◆ Given information
(begin)
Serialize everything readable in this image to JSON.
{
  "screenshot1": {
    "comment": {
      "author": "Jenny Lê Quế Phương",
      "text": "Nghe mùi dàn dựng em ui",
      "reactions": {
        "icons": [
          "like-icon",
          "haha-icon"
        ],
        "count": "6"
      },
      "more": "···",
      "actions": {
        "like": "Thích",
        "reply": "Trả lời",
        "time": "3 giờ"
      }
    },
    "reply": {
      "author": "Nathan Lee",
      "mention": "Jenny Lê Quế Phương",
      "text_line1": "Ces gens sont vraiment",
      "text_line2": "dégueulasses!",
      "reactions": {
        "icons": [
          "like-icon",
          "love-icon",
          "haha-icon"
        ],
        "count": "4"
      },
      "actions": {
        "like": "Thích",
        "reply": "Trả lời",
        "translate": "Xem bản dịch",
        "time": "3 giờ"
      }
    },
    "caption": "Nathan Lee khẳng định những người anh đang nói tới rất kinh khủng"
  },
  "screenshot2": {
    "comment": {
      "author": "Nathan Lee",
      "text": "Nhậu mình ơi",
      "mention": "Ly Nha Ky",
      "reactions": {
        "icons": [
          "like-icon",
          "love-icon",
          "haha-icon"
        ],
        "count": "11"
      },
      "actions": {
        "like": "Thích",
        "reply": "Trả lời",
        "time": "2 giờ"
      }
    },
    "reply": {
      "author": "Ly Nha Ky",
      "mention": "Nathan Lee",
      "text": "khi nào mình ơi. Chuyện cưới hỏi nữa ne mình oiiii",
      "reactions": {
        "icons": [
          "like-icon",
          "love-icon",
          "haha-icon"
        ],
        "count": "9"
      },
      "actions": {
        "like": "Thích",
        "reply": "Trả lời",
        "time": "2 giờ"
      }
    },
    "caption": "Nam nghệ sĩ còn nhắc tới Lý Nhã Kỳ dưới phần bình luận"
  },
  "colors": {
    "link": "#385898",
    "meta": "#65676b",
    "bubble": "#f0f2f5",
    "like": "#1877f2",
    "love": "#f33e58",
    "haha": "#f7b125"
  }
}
(end)
◆ Requirements
Extract the entries above verbatim.

◆ The answer
Serialize everything readable in this image to JSON.
{
  "screenshot1": {
    "comment": {
      "author": "Jenny Lê Quế Phương",
      "text": "Nghe mùi dàn dựng em ui",
      "reactions": {
        "icons": [
          "like-icon",
          "haha-icon"
        ],
        "count": "6"
      },
      "more": "···",
      "actions": {
        "like": "Thích",
        "reply": "Trả lời",
        "time": "3 giờ"
      }
    },
    "reply": {
      "author": "Nathan Lee",
      "mention": "Jenny Lê Quế Phương",
      "text_line1": "Ces gens sont vraiment",
      "text_line2": "dégueulasses!",
      "reactions": {
        "icons": [
          "like-icon",
          "love-icon",
          "haha-icon"
        ],
        "count": "4"
      },
      "actions": {
        "like": "Thích",
        "reply": "Trả lời",
        "translate": "Xem bản dịch",
        "time": "3 giờ"
      }
    },
    "caption": "Nathan Lee khẳng định những người anh đang nói tới rất kinh khủng"
  },
  "screenshot2": {
    "comment": {
      "author": "Nathan Lee",
      "text": "Nhậu mình ơi",
      "mention": "Ly Nha Ky",
      "reactions": {
        "icons": [
          "like-icon",
          "love-icon",
          "haha-icon"
        ],
        "count": "11"
      },
      "actions": {
        "like": "Thích",
        "reply": "Trả lời",
        "time": "2 giờ"
      }
    },
    "reply": {
      "author": "Ly Nha Ky",
      "mention": "Nathan Lee",
      "text": "khi nào mình ơi. Chuyện cưới hỏi nữa ne mình oiiii",
      "reactions": {
        "icons": [
          "like-icon",
          "love-icon",
          "haha-icon"
        ],
        "count": "9"
      },
      "actions": {
        "like": "Thích",
        "reply": "Trả lời",
        "time": "2 giờ"
      }
    },
    "caption": "Nam nghệ sĩ còn nhắc tới Lý Nhã Kỳ dưới phần bình luận"
  },
  "colors": {
    "link": "#385898",
    "meta": "#65676b",
    "bubble": "#f0f2f5",
    "like": "#1877f2",
    "love": "#f33e58",
    "haha": "#f7b125"
  }
}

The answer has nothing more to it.